Give only the number of lines in the data that contain the word "daughter".

## start SOURCE RECORDS

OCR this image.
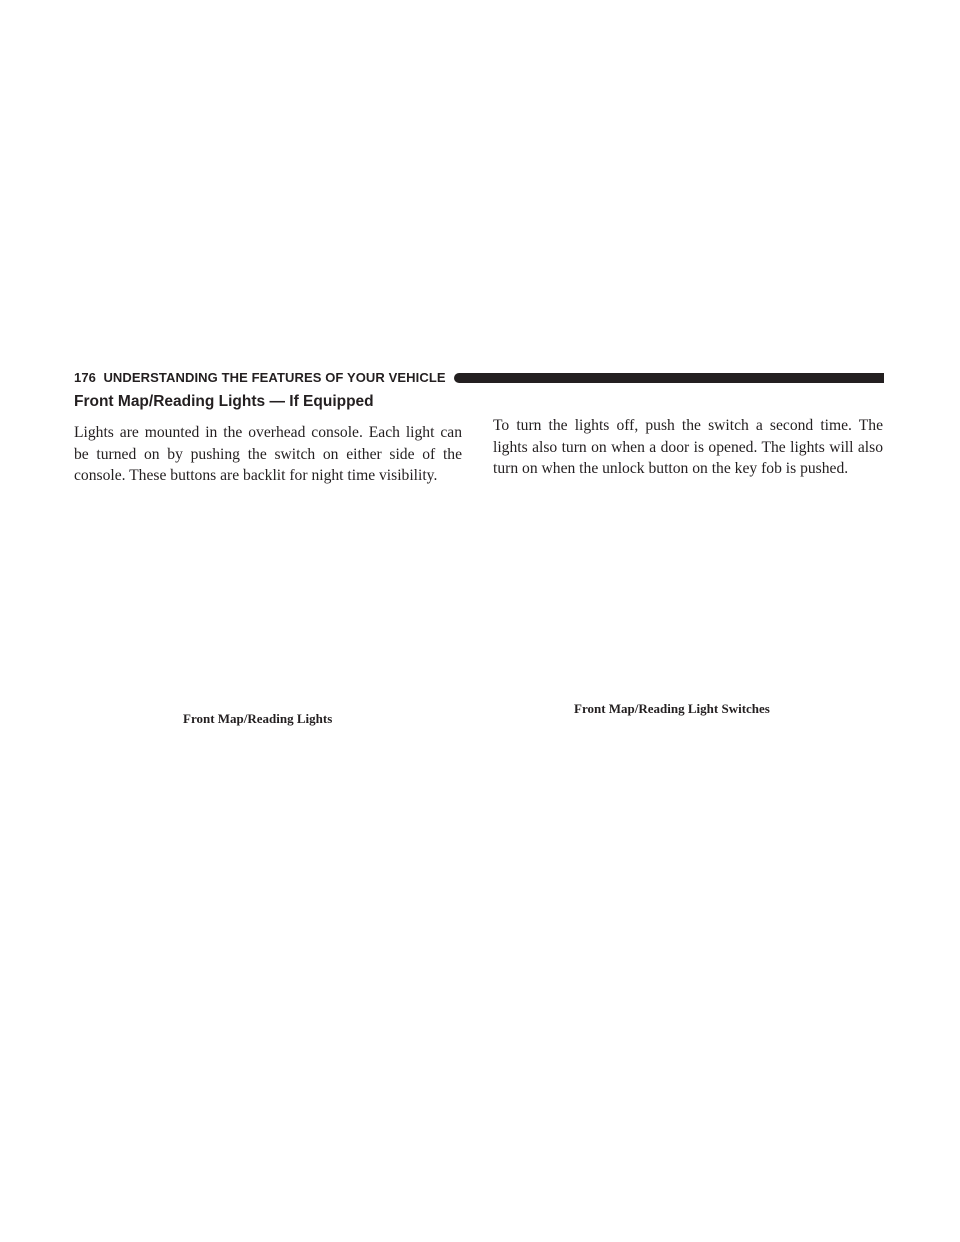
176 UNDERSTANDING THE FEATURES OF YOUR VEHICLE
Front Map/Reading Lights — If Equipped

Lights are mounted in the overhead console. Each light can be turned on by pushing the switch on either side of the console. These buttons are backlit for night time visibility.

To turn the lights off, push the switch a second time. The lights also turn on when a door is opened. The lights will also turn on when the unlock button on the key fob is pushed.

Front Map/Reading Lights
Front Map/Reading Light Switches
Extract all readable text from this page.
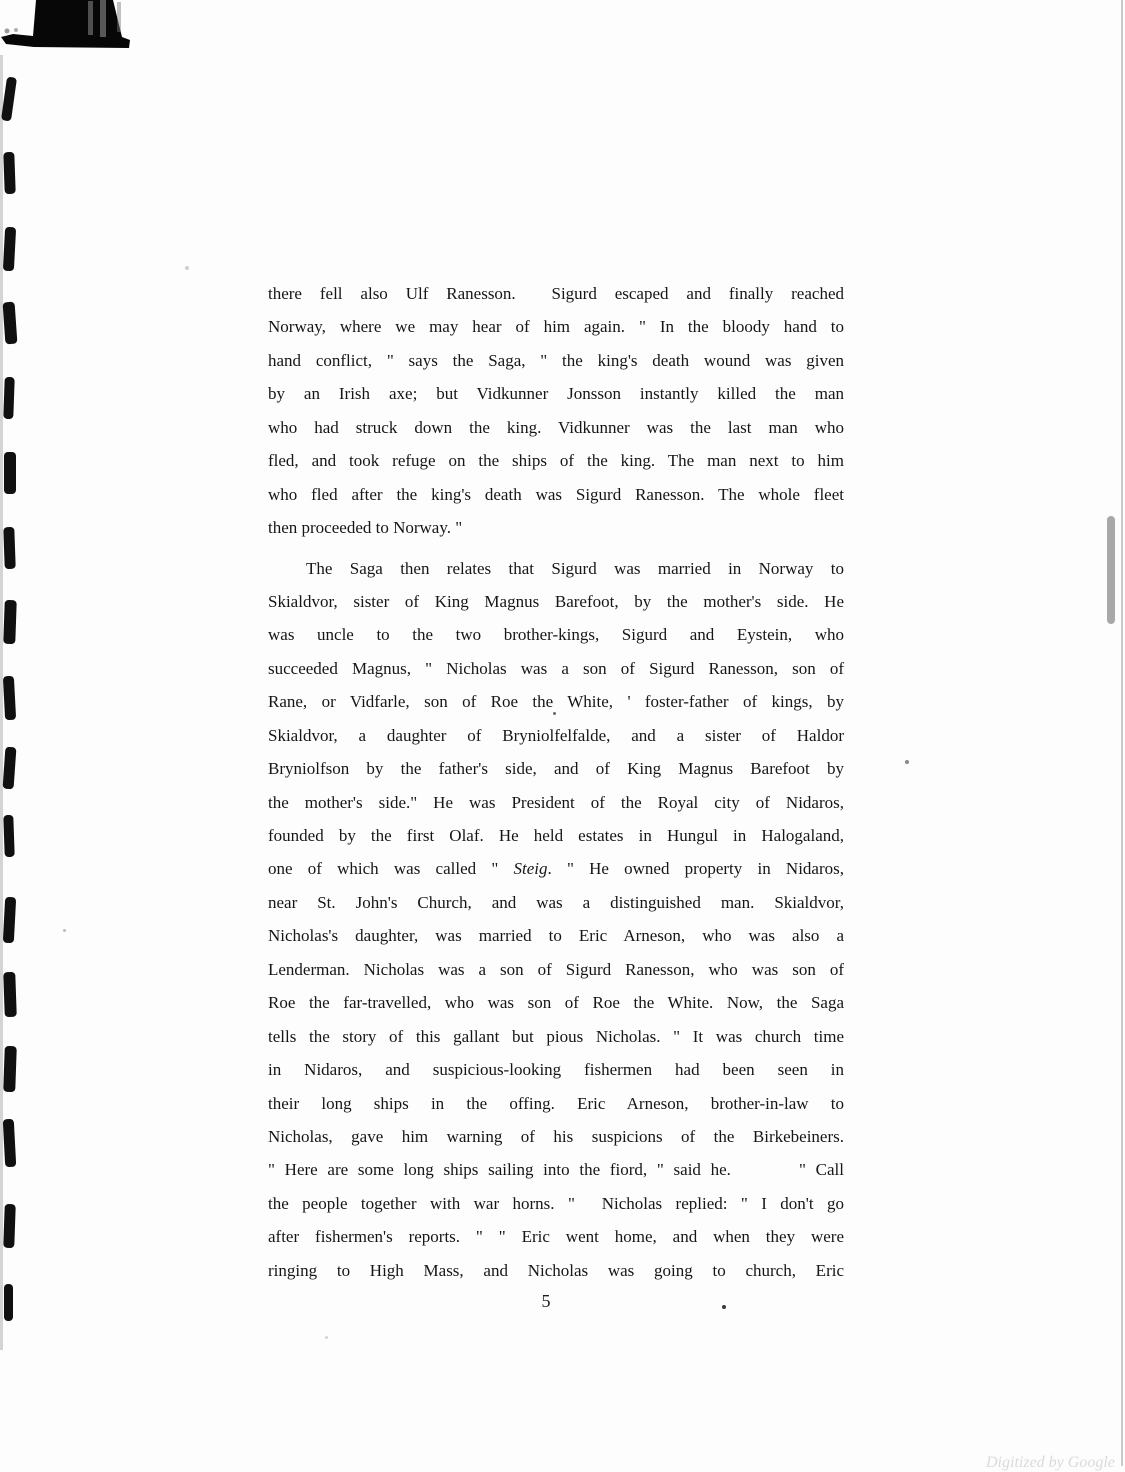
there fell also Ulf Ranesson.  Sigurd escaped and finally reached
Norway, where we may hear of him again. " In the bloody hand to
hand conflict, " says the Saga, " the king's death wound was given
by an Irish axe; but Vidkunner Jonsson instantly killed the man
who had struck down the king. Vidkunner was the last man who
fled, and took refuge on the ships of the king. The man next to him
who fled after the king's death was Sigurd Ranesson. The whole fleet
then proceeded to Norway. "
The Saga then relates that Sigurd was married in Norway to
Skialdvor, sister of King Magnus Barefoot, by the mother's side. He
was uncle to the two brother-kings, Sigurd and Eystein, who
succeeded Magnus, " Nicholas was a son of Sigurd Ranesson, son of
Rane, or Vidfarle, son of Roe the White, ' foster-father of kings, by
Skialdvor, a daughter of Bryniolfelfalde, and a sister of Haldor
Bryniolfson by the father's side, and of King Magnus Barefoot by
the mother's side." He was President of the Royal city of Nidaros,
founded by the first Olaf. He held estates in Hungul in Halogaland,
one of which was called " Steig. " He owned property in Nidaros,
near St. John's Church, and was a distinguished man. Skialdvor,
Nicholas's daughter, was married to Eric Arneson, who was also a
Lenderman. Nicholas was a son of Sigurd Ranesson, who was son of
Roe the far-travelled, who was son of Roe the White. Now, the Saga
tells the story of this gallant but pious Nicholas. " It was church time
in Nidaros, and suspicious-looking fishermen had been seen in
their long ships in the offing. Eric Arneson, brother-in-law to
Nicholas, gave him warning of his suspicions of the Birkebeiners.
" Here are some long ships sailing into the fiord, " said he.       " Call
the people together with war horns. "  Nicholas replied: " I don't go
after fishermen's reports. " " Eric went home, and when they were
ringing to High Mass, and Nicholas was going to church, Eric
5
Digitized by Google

## end SOURCE RECORDS

WORKED ANSWER — 2